#### [STATED GOAL]
Keep the pictures out of the copy and print all the entries below exactly.

#### [PROVIDED RECORDS]
--------
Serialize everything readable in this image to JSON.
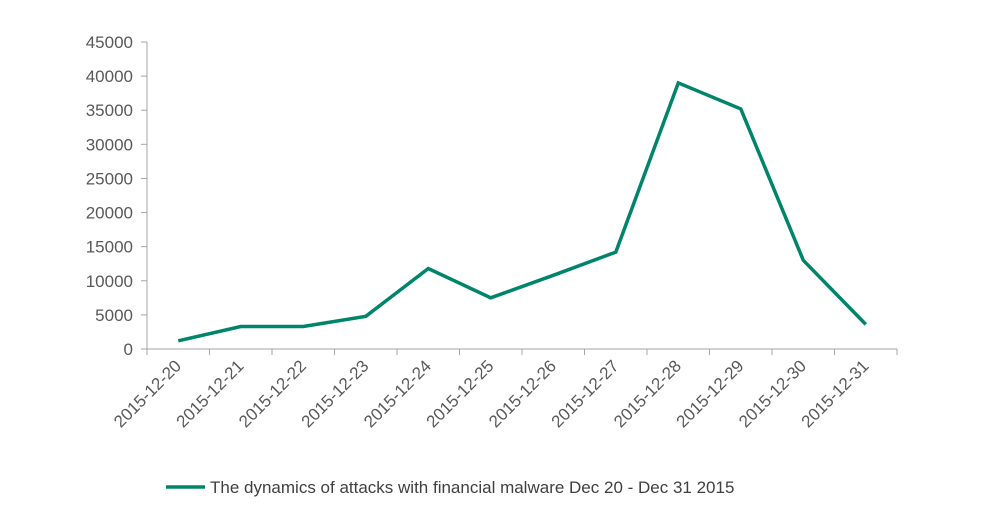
{
  "chart_data": {
    "type": "line",
    "title": "",
    "xlabel": "",
    "ylabel": "",
    "categories": [
      "2015-12-20",
      "2015-12-21",
      "2015-12-22",
      "2015-12-23",
      "2015-12-24",
      "2015-12-25",
      "2015-12-26",
      "2015-12-27",
      "2015-12-28",
      "2015-12-29",
      "2015-12-30",
      "2015-12-31"
    ],
    "series": [
      {
        "name": "The dynamics of attacks with financial malware Dec 20 - Dec 31 2015",
        "values": [
          1200,
          3300,
          3300,
          4800,
          11800,
          7500,
          10800,
          14200,
          39000,
          35200,
          13000,
          3600
        ],
        "color": "#00846a"
      }
    ],
    "ylim": [
      0,
      45000
    ],
    "yticks": [
      "0",
      "5000",
      "10000",
      "15000",
      "20000",
      "25000",
      "30000",
      "35000",
      "40000",
      "45000"
    ],
    "grid": false,
    "legend_position": "bottom"
  }
}
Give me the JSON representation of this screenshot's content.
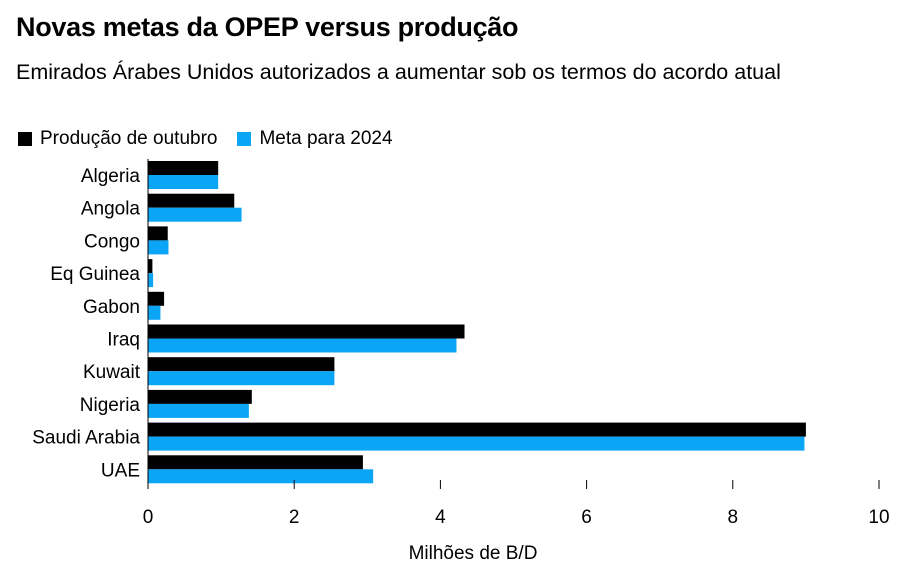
{
  "chart_data": {
    "type": "bar",
    "orientation": "horizontal",
    "title": "Novas metas da OPEP versus produção",
    "subtitle": "Emirados Árabes Unidos autorizados a aumentar sob os termos do acordo atual",
    "xlabel": "Milhões de B/D",
    "ylabel": "",
    "xlim": [
      0,
      10
    ],
    "xticks": [
      0,
      2,
      4,
      6,
      8,
      10
    ],
    "grid": false,
    "legend_position": "top-left",
    "categories": [
      "Algeria",
      "Angola",
      "Congo",
      "Eq Guinea",
      "Gabon",
      "Iraq",
      "Kuwait",
      "Nigeria",
      "Saudi Arabia",
      "UAE"
    ],
    "series": [
      {
        "name": "Produção de outubro",
        "color": "#000000",
        "values": [
          0.96,
          1.18,
          0.27,
          0.06,
          0.22,
          4.33,
          2.55,
          1.42,
          9.0,
          2.94
        ]
      },
      {
        "name": "Meta para 2024",
        "color": "#0BA5F5",
        "values": [
          0.96,
          1.28,
          0.28,
          0.07,
          0.17,
          4.22,
          2.55,
          1.38,
          8.98,
          3.08
        ]
      }
    ]
  }
}
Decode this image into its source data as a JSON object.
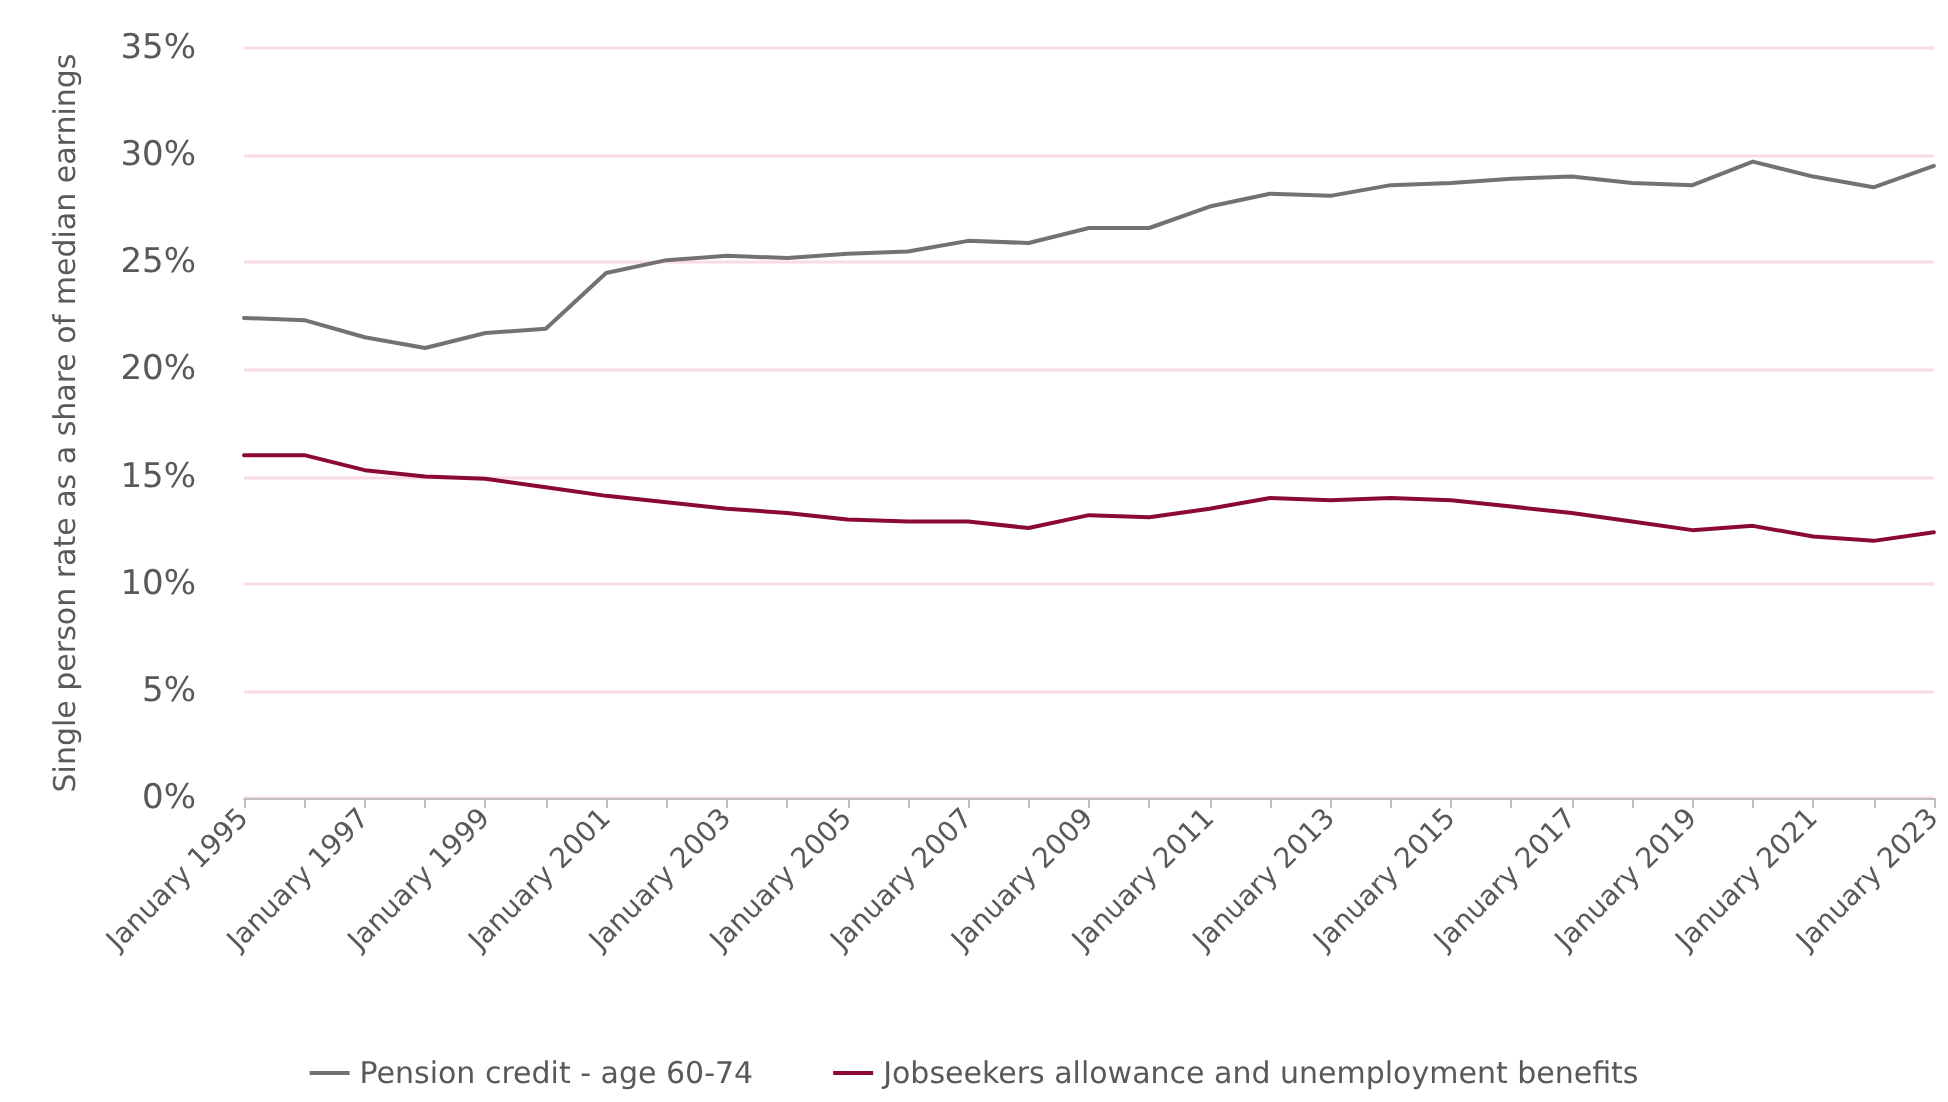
{
  "chart_data": {
    "type": "line",
    "ylabel": "Single person rate as a share of median earnings",
    "categories": [
      "January 1995",
      null,
      "January 1997",
      null,
      "January 1999",
      null,
      "January 2001",
      null,
      "January 2003",
      null,
      "January 2005",
      null,
      "January 2007",
      null,
      "January 2009",
      null,
      "January 2011",
      null,
      "January 2013",
      null,
      "January 2015",
      null,
      "January 2017",
      null,
      "January 2019",
      null,
      "January 2021",
      null,
      "January 2023"
    ],
    "series": [
      {
        "name": "Pension credit - age 60-74",
        "color": "#767171",
        "values": [
          22.4,
          22.3,
          21.5,
          21.0,
          21.7,
          21.9,
          24.5,
          25.1,
          25.3,
          25.2,
          25.4,
          25.5,
          26.0,
          25.9,
          26.6,
          26.6,
          27.6,
          28.2,
          28.1,
          28.6,
          28.7,
          28.9,
          29.0,
          28.7,
          28.6,
          29.7,
          29.0,
          28.5,
          29.5
        ]
      },
      {
        "name": "Jobseekers allowance and unemployment benefits",
        "color": "#8b0a34",
        "values": [
          16.0,
          16.0,
          15.3,
          15.0,
          14.9,
          14.5,
          14.1,
          13.8,
          13.5,
          13.3,
          13.0,
          12.9,
          12.9,
          12.6,
          13.2,
          13.1,
          13.5,
          14.0,
          13.9,
          14.0,
          13.9,
          13.6,
          13.3,
          12.9,
          12.5,
          12.7,
          12.2,
          12.0,
          12.4
        ]
      }
    ],
    "ylim": [
      0,
      35
    ],
    "yticks": [
      {
        "value": 0,
        "label": "0%"
      },
      {
        "value": 5,
        "label": "5%"
      },
      {
        "value": 10,
        "label": "10%"
      },
      {
        "value": 15,
        "label": "15%"
      },
      {
        "value": 20,
        "label": "20%"
      },
      {
        "value": 25,
        "label": "25%"
      },
      {
        "value": 30,
        "label": "30%"
      },
      {
        "value": 35,
        "label": "35%"
      }
    ],
    "grid": "y",
    "legend": "bottom",
    "marker": "none",
    "line_style": "solid"
  }
}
--------
#### [EXPECTED ANSWER]
Serialize everything readable in this image to JSON.
{
  "chart_data": {
    "type": "line",
    "title": "",
    "xlabel": "",
    "ylabel": "",
    "categories": [
      "2015-12-20",
      "2015-12-21",
      "2015-12-22",
      "2015-12-23",
      "2015-12-24",
      "2015-12-25",
      "2015-12-26",
      "2015-12-27",
      "2015-12-28",
      "2015-12-29",
      "2015-12-30",
      "2015-12-31"
    ],
    "series": [
      {
        "name": "The dynamics of attacks with financial malware Dec 20 - Dec 31 2015",
        "values": [
          1200,
          3300,
          3300,
          4800,
          11800,
          7500,
          10800,
          14200,
          39000,
          35200,
          13000,
          3600
        ],
        "color": "#00846a"
      }
    ],
    "ylim": [
      0,
      45000
    ],
    "yticks": [
      "0",
      "5000",
      "10000",
      "15000",
      "20000",
      "25000",
      "30000",
      "35000",
      "40000",
      "45000"
    ],
    "grid": false,
    "legend_position": "bottom"
  }
}
Give me the JSON representation of this screenshot's content.
{
  "chart_data": {
    "type": "bar",
    "orientation": "horizontal",
    "title": "Novas metas da OPEP versus produção",
    "subtitle": "Emirados Árabes Unidos autorizados a aumentar sob os termos do acordo atual",
    "xlabel": "Milhões de B/D",
    "ylabel": "",
    "xlim": [
      0,
      10
    ],
    "xticks": [
      0,
      2,
      4,
      6,
      8,
      10
    ],
    "grid": false,
    "legend_position": "top-left",
    "categories": [
      "Algeria",
      "Angola",
      "Congo",
      "Eq Guinea",
      "Gabon",
      "Iraq",
      "Kuwait",
      "Nigeria",
      "Saudi Arabia",
      "UAE"
    ],
    "series": [
      {
        "name": "Produção de outubro",
        "color": "#000000",
        "values": [
          0.96,
          1.18,
          0.27,
          0.06,
          0.22,
          4.33,
          2.55,
          1.42,
          9.0,
          2.94
        ]
      },
      {
        "name": "Meta para 2024",
        "color": "#0BA5F5",
        "values": [
          0.96,
          1.28,
          0.28,
          0.07,
          0.17,
          4.22,
          2.55,
          1.38,
          8.98,
          3.08
        ]
      }
    ]
  }
}
Decode this image into its source data as a JSON object.
{
  "chart_data": {
    "type": "line",
    "ylabel": "Single person rate as a share of median earnings",
    "categories": [
      "January 1995",
      null,
      "January 1997",
      null,
      "January 1999",
      null,
      "January 2001",
      null,
      "January 2003",
      null,
      "January 2005",
      null,
      "January 2007",
      null,
      "January 2009",
      null,
      "January 2011",
      null,
      "January 2013",
      null,
      "January 2015",
      null,
      "January 2017",
      null,
      "January 2019",
      null,
      "January 2021",
      null,
      "January 2023"
    ],
    "series": [
      {
        "name": "Pension credit - age 60-74",
        "color": "#767171",
        "values": [
          22.4,
          22.3,
          21.5,
          21.0,
          21.7,
          21.9,
          24.5,
          25.1,
          25.3,
          25.2,
          25.4,
          25.5,
          26.0,
          25.9,
          26.6,
          26.6,
          27.6,
          28.2,
          28.1,
          28.6,
          28.7,
          28.9,
          29.0,
          28.7,
          28.6,
          29.7,
          29.0,
          28.5,
          29.5
        ]
      },
      {
        "name": "Jobseekers allowance and unemployment benefits",
        "color": "#8b0a34",
        "values": [
          16.0,
          16.0,
          15.3,
          15.0,
          14.9,
          14.5,
          14.1,
          13.8,
          13.5,
          13.3,
          13.0,
          12.9,
          12.9,
          12.6,
          13.2,
          13.1,
          13.5,
          14.0,
          13.9,
          14.0,
          13.9,
          13.6,
          13.3,
          12.9,
          12.5,
          12.7,
          12.2,
          12.0,
          12.4
        ]
      }
    ],
    "ylim": [
      0,
      35
    ],
    "yticks": [
      {
        "value": 0,
        "label": "0%"
      },
      {
        "value": 5,
        "label": "5%"
      },
      {
        "value": 10,
        "label": "10%"
      },
      {
        "value": 15,
        "label": "15%"
      },
      {
        "value": 20,
        "label": "20%"
      },
      {
        "value": 25,
        "label": "25%"
      },
      {
        "value": 30,
        "label": "30%"
      },
      {
        "value": 35,
        "label": "35%"
      }
    ],
    "grid": "y",
    "legend": "bottom",
    "marker": "none",
    "line_style": "solid"
  }
}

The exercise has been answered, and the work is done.